_Written instruction_
Your task is to filter the data below down to the lines holding "Table".

##### Material supplied #####

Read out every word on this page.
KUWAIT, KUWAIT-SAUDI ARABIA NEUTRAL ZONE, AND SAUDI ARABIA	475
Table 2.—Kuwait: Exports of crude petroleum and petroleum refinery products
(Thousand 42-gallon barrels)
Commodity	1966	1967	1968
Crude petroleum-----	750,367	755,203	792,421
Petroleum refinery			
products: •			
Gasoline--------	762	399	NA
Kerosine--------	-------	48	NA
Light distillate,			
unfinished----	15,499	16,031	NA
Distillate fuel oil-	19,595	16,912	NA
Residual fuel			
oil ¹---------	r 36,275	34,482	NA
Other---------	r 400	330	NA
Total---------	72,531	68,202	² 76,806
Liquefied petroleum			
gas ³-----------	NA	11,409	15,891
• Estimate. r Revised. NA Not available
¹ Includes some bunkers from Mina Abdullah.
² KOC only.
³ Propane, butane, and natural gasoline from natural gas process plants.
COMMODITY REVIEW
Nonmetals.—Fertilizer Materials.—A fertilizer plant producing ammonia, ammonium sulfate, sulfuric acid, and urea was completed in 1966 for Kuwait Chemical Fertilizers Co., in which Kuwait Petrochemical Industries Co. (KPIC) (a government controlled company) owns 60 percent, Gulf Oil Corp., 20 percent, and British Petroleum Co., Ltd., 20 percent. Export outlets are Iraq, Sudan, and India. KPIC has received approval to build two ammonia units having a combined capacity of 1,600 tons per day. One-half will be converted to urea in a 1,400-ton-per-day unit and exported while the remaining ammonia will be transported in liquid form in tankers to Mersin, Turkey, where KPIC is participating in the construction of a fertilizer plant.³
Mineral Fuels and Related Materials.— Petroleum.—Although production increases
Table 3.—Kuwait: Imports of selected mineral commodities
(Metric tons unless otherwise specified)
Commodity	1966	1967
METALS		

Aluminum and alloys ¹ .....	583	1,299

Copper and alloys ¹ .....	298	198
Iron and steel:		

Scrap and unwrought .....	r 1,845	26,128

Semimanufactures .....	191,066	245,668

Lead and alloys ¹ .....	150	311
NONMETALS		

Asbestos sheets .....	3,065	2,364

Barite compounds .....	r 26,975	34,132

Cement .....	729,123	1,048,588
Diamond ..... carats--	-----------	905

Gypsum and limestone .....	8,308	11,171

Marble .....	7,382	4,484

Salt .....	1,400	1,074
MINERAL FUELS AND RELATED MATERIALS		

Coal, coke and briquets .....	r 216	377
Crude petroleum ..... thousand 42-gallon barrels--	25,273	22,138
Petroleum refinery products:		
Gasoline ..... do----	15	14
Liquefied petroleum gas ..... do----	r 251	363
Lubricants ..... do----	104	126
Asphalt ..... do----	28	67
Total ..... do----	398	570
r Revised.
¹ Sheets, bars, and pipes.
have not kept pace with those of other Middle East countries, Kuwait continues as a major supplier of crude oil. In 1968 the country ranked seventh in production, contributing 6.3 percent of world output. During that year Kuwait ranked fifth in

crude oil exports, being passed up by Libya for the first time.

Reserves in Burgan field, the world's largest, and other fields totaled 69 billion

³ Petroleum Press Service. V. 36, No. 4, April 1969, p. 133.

#####
##### Material supplied #####

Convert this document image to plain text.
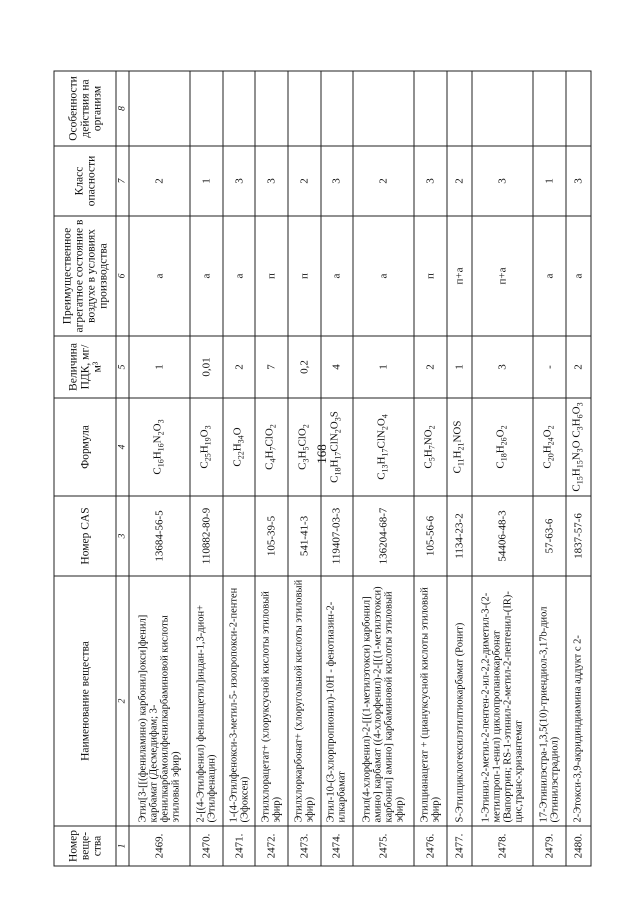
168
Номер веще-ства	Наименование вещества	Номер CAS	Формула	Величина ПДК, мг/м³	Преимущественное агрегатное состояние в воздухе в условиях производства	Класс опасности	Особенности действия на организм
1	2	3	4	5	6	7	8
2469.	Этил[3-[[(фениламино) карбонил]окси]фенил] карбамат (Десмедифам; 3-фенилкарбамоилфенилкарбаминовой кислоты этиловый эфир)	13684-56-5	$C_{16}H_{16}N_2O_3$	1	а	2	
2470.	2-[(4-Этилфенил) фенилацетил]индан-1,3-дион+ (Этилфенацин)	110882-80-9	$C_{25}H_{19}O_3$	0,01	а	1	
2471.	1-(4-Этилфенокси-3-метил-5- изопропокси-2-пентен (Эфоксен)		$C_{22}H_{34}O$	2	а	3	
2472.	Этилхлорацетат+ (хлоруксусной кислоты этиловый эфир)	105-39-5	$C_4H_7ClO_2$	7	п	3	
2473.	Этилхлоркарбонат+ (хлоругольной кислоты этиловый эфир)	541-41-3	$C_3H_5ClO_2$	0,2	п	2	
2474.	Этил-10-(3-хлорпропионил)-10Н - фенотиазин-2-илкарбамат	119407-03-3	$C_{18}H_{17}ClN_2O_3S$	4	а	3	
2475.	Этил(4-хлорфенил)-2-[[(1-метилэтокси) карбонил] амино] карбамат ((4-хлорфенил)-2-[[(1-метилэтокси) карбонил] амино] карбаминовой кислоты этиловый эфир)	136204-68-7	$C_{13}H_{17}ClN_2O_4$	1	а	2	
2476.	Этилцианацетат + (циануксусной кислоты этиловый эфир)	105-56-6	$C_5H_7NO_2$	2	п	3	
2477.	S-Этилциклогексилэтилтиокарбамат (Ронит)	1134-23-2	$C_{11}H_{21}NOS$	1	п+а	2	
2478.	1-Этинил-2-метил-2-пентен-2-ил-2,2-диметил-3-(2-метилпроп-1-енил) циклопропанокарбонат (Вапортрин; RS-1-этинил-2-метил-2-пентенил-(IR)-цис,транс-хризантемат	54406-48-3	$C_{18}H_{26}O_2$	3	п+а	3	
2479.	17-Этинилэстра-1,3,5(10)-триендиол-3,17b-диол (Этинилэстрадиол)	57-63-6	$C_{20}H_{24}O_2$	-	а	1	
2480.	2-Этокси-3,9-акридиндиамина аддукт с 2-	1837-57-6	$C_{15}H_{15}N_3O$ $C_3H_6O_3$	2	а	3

#####
##### Material supplied #####

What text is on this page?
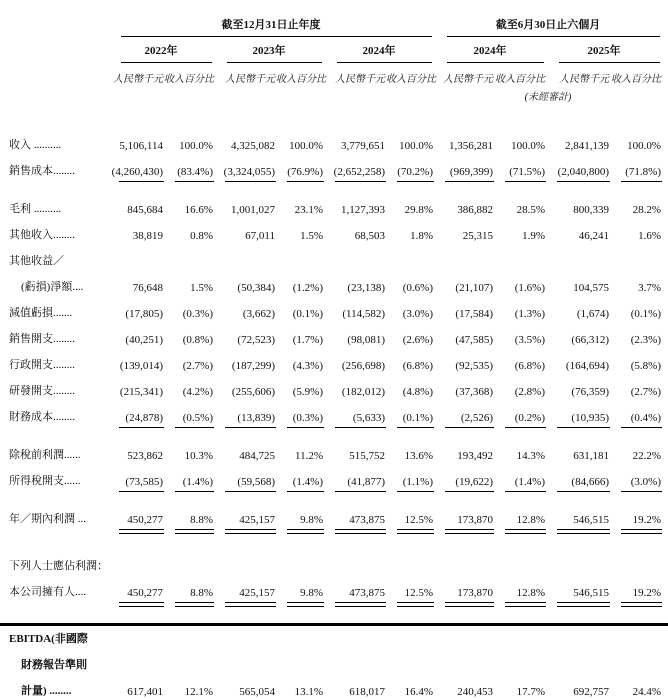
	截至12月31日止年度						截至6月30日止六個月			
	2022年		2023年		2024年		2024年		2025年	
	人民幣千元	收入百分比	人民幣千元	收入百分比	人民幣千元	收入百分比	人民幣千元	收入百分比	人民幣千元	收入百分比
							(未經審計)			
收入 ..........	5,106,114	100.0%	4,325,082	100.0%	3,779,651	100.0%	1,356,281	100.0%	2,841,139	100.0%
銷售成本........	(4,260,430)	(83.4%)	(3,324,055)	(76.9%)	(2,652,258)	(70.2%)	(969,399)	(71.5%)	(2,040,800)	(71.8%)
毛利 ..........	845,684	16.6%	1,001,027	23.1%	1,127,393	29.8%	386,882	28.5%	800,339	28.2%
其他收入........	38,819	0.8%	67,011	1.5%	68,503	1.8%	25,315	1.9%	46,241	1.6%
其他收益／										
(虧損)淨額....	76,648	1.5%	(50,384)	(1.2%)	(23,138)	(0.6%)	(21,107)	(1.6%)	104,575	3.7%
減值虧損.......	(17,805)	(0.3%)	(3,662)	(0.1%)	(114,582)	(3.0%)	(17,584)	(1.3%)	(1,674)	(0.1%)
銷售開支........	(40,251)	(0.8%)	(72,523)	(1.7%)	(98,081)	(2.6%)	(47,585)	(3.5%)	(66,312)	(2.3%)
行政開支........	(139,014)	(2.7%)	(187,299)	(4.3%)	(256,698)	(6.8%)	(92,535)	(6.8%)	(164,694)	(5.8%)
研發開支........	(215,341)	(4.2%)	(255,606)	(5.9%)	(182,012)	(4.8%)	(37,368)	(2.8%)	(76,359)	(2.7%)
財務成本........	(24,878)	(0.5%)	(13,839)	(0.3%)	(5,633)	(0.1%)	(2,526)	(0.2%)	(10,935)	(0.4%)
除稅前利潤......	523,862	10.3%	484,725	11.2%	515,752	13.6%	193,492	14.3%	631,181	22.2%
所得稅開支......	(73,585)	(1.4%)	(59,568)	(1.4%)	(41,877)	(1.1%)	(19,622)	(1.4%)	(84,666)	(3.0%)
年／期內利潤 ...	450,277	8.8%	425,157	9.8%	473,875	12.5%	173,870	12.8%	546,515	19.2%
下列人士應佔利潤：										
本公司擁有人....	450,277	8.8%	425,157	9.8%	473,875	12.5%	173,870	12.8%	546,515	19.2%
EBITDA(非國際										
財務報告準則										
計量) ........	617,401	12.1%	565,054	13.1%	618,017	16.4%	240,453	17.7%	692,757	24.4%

#####

_Solution for this problem_
Table 2.—Kuwait: Exports of crude petroleum and petroleum refinery products
Table 3.—Kuwait: Imports of selected mineral commodities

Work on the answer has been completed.